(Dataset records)
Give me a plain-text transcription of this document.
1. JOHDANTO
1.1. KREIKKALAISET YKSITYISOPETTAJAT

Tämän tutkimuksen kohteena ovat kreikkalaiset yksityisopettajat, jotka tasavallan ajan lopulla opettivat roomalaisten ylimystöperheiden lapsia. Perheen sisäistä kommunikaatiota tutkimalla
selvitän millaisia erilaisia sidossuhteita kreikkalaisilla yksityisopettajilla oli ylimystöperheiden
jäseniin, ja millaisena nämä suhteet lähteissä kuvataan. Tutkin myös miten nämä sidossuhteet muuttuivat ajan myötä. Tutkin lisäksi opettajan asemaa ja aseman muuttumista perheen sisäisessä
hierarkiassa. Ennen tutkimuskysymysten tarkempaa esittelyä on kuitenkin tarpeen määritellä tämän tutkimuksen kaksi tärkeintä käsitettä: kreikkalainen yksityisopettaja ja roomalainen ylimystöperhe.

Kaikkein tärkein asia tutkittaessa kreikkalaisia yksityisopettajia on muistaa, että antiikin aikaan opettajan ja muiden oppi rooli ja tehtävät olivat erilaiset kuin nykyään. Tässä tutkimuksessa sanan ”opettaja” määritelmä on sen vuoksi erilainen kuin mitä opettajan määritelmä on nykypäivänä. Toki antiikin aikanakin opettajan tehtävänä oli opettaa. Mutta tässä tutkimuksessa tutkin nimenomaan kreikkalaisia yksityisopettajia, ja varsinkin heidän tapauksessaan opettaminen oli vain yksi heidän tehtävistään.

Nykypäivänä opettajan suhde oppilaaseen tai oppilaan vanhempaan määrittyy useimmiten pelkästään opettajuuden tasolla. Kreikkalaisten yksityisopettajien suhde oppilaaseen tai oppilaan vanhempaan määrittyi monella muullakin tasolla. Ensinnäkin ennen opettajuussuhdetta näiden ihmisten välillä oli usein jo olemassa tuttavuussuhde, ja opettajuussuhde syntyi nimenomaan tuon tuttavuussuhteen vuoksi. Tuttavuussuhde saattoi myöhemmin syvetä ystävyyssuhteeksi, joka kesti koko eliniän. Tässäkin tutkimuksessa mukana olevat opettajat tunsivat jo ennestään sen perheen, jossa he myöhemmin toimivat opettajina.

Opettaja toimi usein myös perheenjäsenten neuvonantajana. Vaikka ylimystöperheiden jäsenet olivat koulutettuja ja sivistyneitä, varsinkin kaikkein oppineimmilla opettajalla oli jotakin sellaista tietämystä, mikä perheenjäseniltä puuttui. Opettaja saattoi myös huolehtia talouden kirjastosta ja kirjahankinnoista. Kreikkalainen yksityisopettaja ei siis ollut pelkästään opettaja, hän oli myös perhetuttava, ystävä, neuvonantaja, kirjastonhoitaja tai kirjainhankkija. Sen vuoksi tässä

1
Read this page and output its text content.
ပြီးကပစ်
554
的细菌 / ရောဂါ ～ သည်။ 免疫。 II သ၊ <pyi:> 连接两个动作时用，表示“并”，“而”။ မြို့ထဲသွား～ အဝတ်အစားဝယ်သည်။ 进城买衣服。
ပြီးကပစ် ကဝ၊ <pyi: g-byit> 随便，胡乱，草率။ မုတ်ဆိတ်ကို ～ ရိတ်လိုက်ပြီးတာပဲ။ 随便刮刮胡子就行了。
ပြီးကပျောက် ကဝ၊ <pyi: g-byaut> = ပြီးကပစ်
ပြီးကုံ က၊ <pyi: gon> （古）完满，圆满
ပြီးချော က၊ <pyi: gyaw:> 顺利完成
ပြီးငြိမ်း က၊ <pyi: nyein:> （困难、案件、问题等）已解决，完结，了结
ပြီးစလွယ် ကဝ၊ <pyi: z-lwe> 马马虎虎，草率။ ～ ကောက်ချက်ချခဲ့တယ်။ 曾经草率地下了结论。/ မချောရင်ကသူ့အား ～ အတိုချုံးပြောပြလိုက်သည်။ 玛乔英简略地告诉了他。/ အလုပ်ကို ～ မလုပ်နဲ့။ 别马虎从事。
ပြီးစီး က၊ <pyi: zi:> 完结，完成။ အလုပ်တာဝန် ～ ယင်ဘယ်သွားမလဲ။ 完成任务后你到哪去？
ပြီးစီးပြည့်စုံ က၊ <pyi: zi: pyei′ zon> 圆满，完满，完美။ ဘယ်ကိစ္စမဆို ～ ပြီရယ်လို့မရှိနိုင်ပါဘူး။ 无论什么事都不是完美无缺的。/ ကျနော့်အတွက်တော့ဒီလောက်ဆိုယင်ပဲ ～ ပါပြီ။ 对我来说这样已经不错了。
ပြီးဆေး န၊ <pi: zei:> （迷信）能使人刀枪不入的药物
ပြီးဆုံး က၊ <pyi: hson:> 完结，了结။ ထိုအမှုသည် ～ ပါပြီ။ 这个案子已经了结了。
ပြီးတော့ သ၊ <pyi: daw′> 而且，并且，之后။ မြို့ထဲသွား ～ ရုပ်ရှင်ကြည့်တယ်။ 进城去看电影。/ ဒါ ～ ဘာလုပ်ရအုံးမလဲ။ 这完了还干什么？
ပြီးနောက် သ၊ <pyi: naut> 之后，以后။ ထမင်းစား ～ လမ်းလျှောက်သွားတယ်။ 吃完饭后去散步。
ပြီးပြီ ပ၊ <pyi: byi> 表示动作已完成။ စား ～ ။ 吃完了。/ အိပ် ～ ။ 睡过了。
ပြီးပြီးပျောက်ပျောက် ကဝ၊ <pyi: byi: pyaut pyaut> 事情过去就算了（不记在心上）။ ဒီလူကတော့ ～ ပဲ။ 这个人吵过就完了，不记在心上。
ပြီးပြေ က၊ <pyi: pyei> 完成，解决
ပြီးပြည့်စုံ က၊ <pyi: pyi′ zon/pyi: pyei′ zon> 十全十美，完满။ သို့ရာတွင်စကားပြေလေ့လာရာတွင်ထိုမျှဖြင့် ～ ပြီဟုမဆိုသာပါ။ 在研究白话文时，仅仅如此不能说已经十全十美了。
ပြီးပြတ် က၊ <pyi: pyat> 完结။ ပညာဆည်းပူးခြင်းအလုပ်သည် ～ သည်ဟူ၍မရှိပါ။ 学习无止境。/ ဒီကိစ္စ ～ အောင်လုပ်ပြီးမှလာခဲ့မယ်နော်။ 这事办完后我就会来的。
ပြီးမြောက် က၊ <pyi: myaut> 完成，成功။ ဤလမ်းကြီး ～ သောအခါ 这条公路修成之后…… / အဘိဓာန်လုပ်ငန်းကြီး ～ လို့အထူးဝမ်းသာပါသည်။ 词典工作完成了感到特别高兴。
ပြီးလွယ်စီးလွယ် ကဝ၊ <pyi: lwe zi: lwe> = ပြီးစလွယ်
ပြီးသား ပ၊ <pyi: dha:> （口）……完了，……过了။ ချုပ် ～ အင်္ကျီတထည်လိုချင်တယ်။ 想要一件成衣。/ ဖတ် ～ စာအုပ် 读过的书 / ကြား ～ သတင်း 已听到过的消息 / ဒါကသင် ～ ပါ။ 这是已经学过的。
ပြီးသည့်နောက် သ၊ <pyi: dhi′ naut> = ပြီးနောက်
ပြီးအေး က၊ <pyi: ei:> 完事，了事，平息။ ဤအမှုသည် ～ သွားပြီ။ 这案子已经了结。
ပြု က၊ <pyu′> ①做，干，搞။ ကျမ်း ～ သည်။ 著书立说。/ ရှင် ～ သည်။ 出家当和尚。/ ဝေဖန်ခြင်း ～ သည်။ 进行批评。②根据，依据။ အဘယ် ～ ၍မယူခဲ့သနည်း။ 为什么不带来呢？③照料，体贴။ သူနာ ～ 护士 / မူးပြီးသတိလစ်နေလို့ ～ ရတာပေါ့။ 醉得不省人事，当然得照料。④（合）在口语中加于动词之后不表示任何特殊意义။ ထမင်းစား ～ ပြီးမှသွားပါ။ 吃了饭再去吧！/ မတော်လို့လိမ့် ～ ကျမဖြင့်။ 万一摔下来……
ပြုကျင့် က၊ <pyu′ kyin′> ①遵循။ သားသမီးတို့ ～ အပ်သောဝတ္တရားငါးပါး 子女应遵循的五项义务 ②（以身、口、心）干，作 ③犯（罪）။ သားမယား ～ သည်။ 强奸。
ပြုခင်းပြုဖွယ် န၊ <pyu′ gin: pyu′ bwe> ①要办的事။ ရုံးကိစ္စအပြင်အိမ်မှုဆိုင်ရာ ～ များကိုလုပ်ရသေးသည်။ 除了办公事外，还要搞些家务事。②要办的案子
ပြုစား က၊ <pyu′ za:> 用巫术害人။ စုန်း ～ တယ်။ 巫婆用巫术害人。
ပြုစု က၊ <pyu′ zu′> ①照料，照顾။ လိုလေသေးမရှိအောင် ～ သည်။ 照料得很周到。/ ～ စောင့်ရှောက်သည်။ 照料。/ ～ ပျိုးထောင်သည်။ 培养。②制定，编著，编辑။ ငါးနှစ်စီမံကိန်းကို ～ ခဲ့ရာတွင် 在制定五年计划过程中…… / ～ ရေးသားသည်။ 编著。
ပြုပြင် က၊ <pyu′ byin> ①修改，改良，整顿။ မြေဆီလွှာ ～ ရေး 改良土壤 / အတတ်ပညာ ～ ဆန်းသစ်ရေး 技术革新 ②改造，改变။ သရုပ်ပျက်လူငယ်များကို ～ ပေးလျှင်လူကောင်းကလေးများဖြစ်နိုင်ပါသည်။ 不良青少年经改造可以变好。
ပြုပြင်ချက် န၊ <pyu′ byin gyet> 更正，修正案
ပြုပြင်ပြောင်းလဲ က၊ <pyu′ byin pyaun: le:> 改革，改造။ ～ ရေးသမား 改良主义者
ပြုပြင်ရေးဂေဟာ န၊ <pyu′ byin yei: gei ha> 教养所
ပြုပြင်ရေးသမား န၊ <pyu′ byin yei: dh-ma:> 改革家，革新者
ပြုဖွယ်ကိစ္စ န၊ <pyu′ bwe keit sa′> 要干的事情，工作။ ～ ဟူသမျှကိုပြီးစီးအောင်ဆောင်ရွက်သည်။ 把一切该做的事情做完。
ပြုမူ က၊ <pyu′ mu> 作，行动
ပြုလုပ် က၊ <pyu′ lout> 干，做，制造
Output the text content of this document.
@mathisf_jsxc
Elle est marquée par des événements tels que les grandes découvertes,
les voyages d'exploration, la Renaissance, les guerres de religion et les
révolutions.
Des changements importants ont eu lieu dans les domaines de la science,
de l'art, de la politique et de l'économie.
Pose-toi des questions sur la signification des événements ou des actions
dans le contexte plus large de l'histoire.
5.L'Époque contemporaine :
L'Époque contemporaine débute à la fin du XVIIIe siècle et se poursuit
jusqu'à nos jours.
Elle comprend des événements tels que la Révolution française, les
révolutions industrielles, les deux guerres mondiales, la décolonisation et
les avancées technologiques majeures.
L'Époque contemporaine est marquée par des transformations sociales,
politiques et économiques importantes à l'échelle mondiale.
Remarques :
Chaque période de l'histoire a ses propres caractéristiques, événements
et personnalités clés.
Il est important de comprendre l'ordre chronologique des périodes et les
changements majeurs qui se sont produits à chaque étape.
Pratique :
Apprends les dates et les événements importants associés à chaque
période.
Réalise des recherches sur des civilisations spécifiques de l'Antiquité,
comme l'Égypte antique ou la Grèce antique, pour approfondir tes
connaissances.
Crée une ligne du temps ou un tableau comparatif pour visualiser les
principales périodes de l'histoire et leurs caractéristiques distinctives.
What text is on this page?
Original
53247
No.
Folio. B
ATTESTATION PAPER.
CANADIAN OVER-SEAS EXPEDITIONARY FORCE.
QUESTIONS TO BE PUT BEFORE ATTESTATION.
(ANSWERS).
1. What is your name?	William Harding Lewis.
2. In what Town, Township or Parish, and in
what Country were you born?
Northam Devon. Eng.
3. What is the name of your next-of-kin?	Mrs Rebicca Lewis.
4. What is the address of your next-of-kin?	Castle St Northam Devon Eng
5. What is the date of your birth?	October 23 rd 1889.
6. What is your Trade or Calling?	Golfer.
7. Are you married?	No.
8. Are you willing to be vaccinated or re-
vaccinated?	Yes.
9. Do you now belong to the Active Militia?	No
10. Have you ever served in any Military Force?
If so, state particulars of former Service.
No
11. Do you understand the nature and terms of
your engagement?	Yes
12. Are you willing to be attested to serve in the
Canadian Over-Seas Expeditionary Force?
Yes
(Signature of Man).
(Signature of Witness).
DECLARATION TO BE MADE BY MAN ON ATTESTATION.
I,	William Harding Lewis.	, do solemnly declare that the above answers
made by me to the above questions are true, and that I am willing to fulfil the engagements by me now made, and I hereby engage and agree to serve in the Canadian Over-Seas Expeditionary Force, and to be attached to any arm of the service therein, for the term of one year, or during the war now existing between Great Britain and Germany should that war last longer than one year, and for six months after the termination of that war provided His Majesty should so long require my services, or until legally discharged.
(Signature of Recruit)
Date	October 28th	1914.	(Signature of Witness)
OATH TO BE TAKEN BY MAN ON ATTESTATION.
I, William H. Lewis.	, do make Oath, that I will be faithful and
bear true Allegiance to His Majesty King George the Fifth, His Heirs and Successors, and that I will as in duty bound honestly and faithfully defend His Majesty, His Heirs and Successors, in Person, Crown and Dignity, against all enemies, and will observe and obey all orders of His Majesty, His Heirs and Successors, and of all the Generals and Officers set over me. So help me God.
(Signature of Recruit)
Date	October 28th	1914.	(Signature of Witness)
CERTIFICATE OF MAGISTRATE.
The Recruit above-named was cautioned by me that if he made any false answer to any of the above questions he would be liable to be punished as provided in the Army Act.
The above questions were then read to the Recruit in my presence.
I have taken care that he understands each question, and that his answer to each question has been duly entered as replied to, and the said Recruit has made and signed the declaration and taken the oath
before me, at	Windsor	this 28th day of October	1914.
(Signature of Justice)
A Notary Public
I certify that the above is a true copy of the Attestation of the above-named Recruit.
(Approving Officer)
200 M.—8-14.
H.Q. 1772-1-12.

## TO DO
Look over the material above and show each line where "Époque" appears.

## TASK RESULT
5.L'Époque contemporaine :
L'Époque contemporaine débute à la fin du XVIIIe siècle et se poursuit
L'Époque contemporaine est marquée par des transformations sociales,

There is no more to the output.